## REQUIRED TASK:
Format the data from its first line through the line containing "week 2 badge: WEEK: [108, 523, 173, 549]" as a Markdown table with the columns Row and Line. Put a row number in the Row column, put the line in the Line column, and leave out any blank lines.

**** RECORD EXCERPTS ****

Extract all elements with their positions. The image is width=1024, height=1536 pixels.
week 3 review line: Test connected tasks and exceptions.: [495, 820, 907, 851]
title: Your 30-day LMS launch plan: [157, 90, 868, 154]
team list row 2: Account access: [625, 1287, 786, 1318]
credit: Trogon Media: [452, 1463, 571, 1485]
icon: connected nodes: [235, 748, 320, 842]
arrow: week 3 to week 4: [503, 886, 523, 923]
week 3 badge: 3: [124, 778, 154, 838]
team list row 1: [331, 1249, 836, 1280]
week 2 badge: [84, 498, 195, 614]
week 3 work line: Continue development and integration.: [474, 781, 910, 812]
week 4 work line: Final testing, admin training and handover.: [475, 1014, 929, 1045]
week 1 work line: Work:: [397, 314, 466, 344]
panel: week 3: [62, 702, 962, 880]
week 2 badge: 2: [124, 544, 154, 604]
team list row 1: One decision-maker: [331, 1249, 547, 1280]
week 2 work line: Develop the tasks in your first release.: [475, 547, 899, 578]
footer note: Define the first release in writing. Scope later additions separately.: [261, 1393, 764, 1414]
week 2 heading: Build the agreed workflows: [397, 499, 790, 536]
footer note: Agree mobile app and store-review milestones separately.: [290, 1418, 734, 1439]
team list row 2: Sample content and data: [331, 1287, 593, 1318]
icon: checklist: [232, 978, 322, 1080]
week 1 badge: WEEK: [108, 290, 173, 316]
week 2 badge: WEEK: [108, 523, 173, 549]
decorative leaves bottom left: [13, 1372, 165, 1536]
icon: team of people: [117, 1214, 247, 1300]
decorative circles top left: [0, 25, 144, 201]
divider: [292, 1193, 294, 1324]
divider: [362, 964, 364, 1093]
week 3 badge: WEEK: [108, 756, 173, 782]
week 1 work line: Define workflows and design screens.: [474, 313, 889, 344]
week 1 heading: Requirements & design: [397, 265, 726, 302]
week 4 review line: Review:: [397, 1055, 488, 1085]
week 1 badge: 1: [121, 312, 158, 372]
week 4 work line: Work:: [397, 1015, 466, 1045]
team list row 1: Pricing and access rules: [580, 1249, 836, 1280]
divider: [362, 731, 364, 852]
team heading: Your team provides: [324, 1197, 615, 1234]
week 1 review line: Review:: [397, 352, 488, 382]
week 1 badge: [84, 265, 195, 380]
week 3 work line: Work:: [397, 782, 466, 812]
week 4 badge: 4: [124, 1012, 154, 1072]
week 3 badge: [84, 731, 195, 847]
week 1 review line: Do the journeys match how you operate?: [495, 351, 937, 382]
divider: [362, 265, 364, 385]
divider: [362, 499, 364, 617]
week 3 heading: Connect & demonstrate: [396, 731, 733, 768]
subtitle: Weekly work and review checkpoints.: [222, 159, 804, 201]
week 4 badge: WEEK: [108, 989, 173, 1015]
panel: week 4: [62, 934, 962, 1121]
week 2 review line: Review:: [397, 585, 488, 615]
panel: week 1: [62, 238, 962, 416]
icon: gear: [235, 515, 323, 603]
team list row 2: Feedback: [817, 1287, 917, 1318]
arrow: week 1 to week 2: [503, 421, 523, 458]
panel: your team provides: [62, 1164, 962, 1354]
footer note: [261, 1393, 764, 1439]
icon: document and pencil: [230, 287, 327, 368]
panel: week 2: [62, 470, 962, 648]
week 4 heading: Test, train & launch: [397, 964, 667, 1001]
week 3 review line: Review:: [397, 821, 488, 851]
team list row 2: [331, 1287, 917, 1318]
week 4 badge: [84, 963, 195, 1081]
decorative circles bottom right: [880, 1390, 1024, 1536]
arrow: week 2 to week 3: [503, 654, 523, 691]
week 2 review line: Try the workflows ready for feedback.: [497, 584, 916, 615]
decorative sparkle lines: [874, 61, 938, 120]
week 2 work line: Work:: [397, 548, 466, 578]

****

## SOLUTION FOR THIS TASK:
| Row | Line |
|---|---|
| 1 | Extract all elements with their positions. The image is width=1024, height=1536 pixels. |
| 2 | week 3 review line: Test connected tasks and exceptions.: [495, 820, 907, 851] |
| 3 | title: Your 30-day LMS launch plan: [157, 90, 868, 154] |
| 4 | team list row 2: Account access: [625, 1287, 786, 1318] |
| 5 | credit: Trogon Media: [452, 1463, 571, 1485] |
| 6 | icon: connected nodes: [235, 748, 320, 842] |
| 7 | arrow: week 3 to week 4: [503, 886, 523, 923] |
| 8 | week 3 badge: 3: [124, 778, 154, 838] |
| 9 | team list row 1: [331, 1249, 836, 1280] |
| 10 | week 2 badge: [84, 498, 195, 614] |
| 11 | week 3 work line: Continue development and integration.: [474, 781, 910, 812] |
| 12 | week 4 work line: Final testing, admin training and handover.: [475, 1014, 929, 1045] |
| 13 | week 1 work line: Work:: [397, 314, 466, 344] |
| 14 | panel: week 3: [62, 702, 962, 880] |
| 15 | week 2 badge: 2: [124, 544, 154, 604] |
| 16 | team list row 1: One decision-maker: [331, 1249, 547, 1280] |
| 17 | week 2 work line: Develop the tasks in your first release.: [475, 547, 899, 578] |
| 18 | footer note: Define the first release in writing. Scope later additions separately.: [261, 1393, 764, 1414] |
| 19 | week 2 heading: Build the agreed workflows: [397, 499, 790, 536] |
| 20 | footer note: Agree mobile app and store-review milestones separately.: [290, 1418, 734, 1439] |
| 21 | team list row 2: Sample content and data: [331, 1287, 593, 1318] |
| 22 | icon: checklist: [232, 978, 322, 1080] |
| 23 | week 1 badge: WEEK: [108, 290, 173, 316] |
| 24 | week 2 badge: WEEK: [108, 523, 173, 549] |